**Exercise directions**
Copy nothing but the text: reproduce each line of the listing exactly and leave the pictures out.

## Begin Given information

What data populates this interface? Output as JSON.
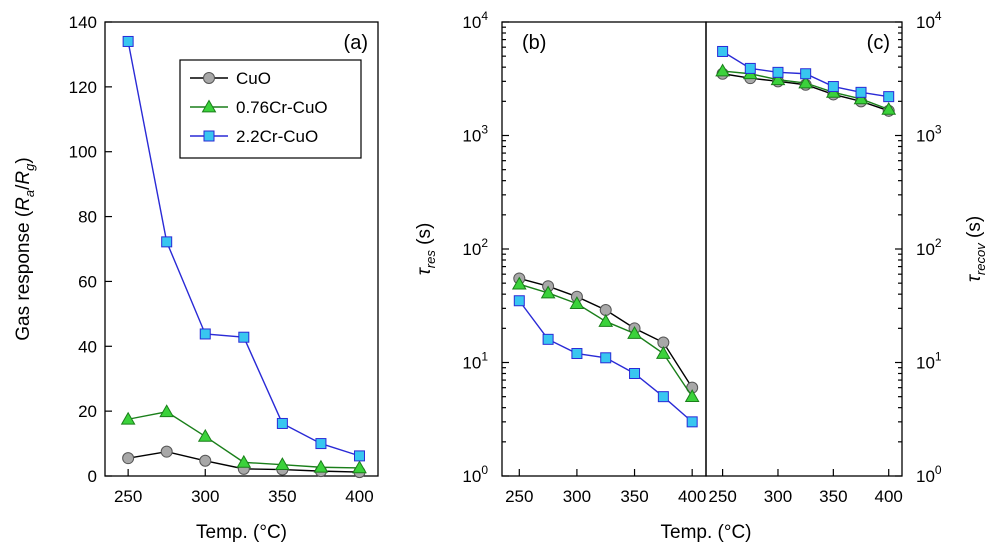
{
  "chart_data": [
    {
      "panel": "(a)",
      "type": "line",
      "xlabel": "Temp. (°C)",
      "ylabel_parts": [
        "Gas response (",
        "R",
        "a",
        "/",
        "R",
        "g",
        ")"
      ],
      "xlim": [
        235,
        412
      ],
      "ylim": [
        0,
        140
      ],
      "yscale": "linear",
      "xticks": [
        250,
        300,
        350,
        400
      ],
      "yticks": [
        0,
        20,
        40,
        60,
        80,
        100,
        120,
        140
      ],
      "x": [
        250,
        275,
        300,
        325,
        350,
        375,
        400
      ],
      "series": [
        {
          "name": "CuO",
          "marker": "circle",
          "color": "#000000",
          "fill": "#a8a8a8",
          "values": [
            5.5,
            7.5,
            4.7,
            2.2,
            2.0,
            1.5,
            1.2
          ]
        },
        {
          "name": "0.76Cr-CuO",
          "marker": "triangle",
          "color": "#1a7f1a",
          "fill": "#3bd23b",
          "values": [
            17.5,
            19.8,
            12.2,
            4.2,
            3.5,
            2.7,
            2.5
          ]
        },
        {
          "name": "2.2Cr-CuO",
          "marker": "square",
          "color": "#2a2ad6",
          "fill": "#38c6f0",
          "values": [
            134,
            72.2,
            43.8,
            42.8,
            16.2,
            10,
            6.2
          ]
        }
      ]
    },
    {
      "panel": "(b)",
      "type": "line",
      "xlabel": "Temp. (°C)",
      "ylabel_symbol": "τ",
      "ylabel_sub": "res",
      "ylabel_unit": " (s)",
      "xlim": [
        235,
        412
      ],
      "ylim": [
        1,
        10000
      ],
      "yscale": "log",
      "xticks": [
        250,
        300,
        350,
        400
      ],
      "yticks": [
        1,
        10,
        100,
        1000,
        10000
      ],
      "ytick_labels": [
        [
          "10",
          "0"
        ],
        [
          "10",
          "1"
        ],
        [
          "10",
          "2"
        ],
        [
          "10",
          "3"
        ],
        [
          "10",
          "4"
        ]
      ],
      "x": [
        250,
        275,
        300,
        325,
        350,
        375,
        400
      ],
      "series": [
        {
          "name": "CuO",
          "values": [
            55,
            47,
            38,
            29,
            20,
            15,
            6
          ]
        },
        {
          "name": "0.76Cr-CuO",
          "values": [
            49,
            41,
            33,
            23,
            18,
            12,
            5
          ]
        },
        {
          "name": "2.2Cr-CuO",
          "values": [
            35,
            16,
            12,
            11,
            8,
            5,
            3
          ]
        }
      ]
    },
    {
      "panel": "(c)",
      "type": "line",
      "xlabel": "Temp. (°C)",
      "ylabel_symbol": "τ",
      "ylabel_sub": "recov",
      "ylabel_unit": " (s)",
      "xlim": [
        235,
        412
      ],
      "ylim": [
        1,
        10000
      ],
      "yscale": "log",
      "xticks": [
        250,
        300,
        350,
        400
      ],
      "yticks": [
        1,
        10,
        100,
        1000,
        10000
      ],
      "ytick_labels": [
        [
          "10",
          "0"
        ],
        [
          "10",
          "1"
        ],
        [
          "10",
          "2"
        ],
        [
          "10",
          "3"
        ],
        [
          "10",
          "4"
        ]
      ],
      "x": [
        250,
        275,
        300,
        325,
        350,
        375,
        400
      ],
      "series": [
        {
          "name": "CuO",
          "values": [
            3500,
            3200,
            3000,
            2800,
            2300,
            2000,
            1650
          ]
        },
        {
          "name": "0.76Cr-CuO",
          "values": [
            3700,
            3500,
            3100,
            2900,
            2400,
            2100,
            1700
          ]
        },
        {
          "name": "2.2Cr-CuO",
          "values": [
            5500,
            3900,
            3600,
            3500,
            2700,
            2400,
            2200
          ]
        }
      ]
    }
  ]
}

## End Given information

**Result below**
What data populates this interface? Output as JSON.
{
  "chart_data": [
    {
      "panel": "(a)",
      "type": "line",
      "xlabel": "Temp. (°C)",
      "ylabel_parts": [
        "Gas response (",
        "R",
        "a",
        "/",
        "R",
        "g",
        ")"
      ],
      "xlim": [
        235,
        412
      ],
      "ylim": [
        0,
        140
      ],
      "yscale": "linear",
      "xticks": [
        250,
        300,
        350,
        400
      ],
      "yticks": [
        0,
        20,
        40,
        60,
        80,
        100,
        120,
        140
      ],
      "x": [
        250,
        275,
        300,
        325,
        350,
        375,
        400
      ],
      "series": [
        {
          "name": "CuO",
          "marker": "circle",
          "color": "#000000",
          "fill": "#a8a8a8",
          "values": [
            5.5,
            7.5,
            4.7,
            2.2,
            2.0,
            1.5,
            1.2
          ]
        },
        {
          "name": "0.76Cr-CuO",
          "marker": "triangle",
          "color": "#1a7f1a",
          "fill": "#3bd23b",
          "values": [
            17.5,
            19.8,
            12.2,
            4.2,
            3.5,
            2.7,
            2.5
          ]
        },
        {
          "name": "2.2Cr-CuO",
          "marker": "square",
          "color": "#2a2ad6",
          "fill": "#38c6f0",
          "values": [
            134,
            72.2,
            43.8,
            42.8,
            16.2,
            10,
            6.2
          ]
        }
      ]
    },
    {
      "panel": "(b)",
      "type": "line",
      "xlabel": "Temp. (°C)",
      "ylabel_symbol": "τ",
      "ylabel_sub": "res",
      "ylabel_unit": " (s)",
      "xlim": [
        235,
        412
      ],
      "ylim": [
        1,
        10000
      ],
      "yscale": "log",
      "xticks": [
        250,
        300,
        350,
        400
      ],
      "yticks": [
        1,
        10,
        100,
        1000,
        10000
      ],
      "ytick_labels": [
        [
          "10",
          "0"
        ],
        [
          "10",
          "1"
        ],
        [
          "10",
          "2"
        ],
        [
          "10",
          "3"
        ],
        [
          "10",
          "4"
        ]
      ],
      "x": [
        250,
        275,
        300,
        325,
        350,
        375,
        400
      ],
      "series": [
        {
          "name": "CuO",
          "values": [
            55,
            47,
            38,
            29,
            20,
            15,
            6
          ]
        },
        {
          "name": "0.76Cr-CuO",
          "values": [
            49,
            41,
            33,
            23,
            18,
            12,
            5
          ]
        },
        {
          "name": "2.2Cr-CuO",
          "values": [
            35,
            16,
            12,
            11,
            8,
            5,
            3
          ]
        }
      ]
    },
    {
      "panel": "(c)",
      "type": "line",
      "xlabel": "Temp. (°C)",
      "ylabel_symbol": "τ",
      "ylabel_sub": "recov",
      "ylabel_unit": " (s)",
      "xlim": [
        235,
        412
      ],
      "ylim": [
        1,
        10000
      ],
      "yscale": "log",
      "xticks": [
        250,
        300,
        350,
        400
      ],
      "yticks": [
        1,
        10,
        100,
        1000,
        10000
      ],
      "ytick_labels": [
        [
          "10",
          "0"
        ],
        [
          "10",
          "1"
        ],
        [
          "10",
          "2"
        ],
        [
          "10",
          "3"
        ],
        [
          "10",
          "4"
        ]
      ],
      "x": [
        250,
        275,
        300,
        325,
        350,
        375,
        400
      ],
      "series": [
        {
          "name": "CuO",
          "values": [
            3500,
            3200,
            3000,
            2800,
            2300,
            2000,
            1650
          ]
        },
        {
          "name": "0.76Cr-CuO",
          "values": [
            3700,
            3500,
            3100,
            2900,
            2400,
            2100,
            1700
          ]
        },
        {
          "name": "2.2Cr-CuO",
          "values": [
            5500,
            3900,
            3600,
            3500,
            2700,
            2400,
            2200
          ]
        }
      ]
    }
  ]
}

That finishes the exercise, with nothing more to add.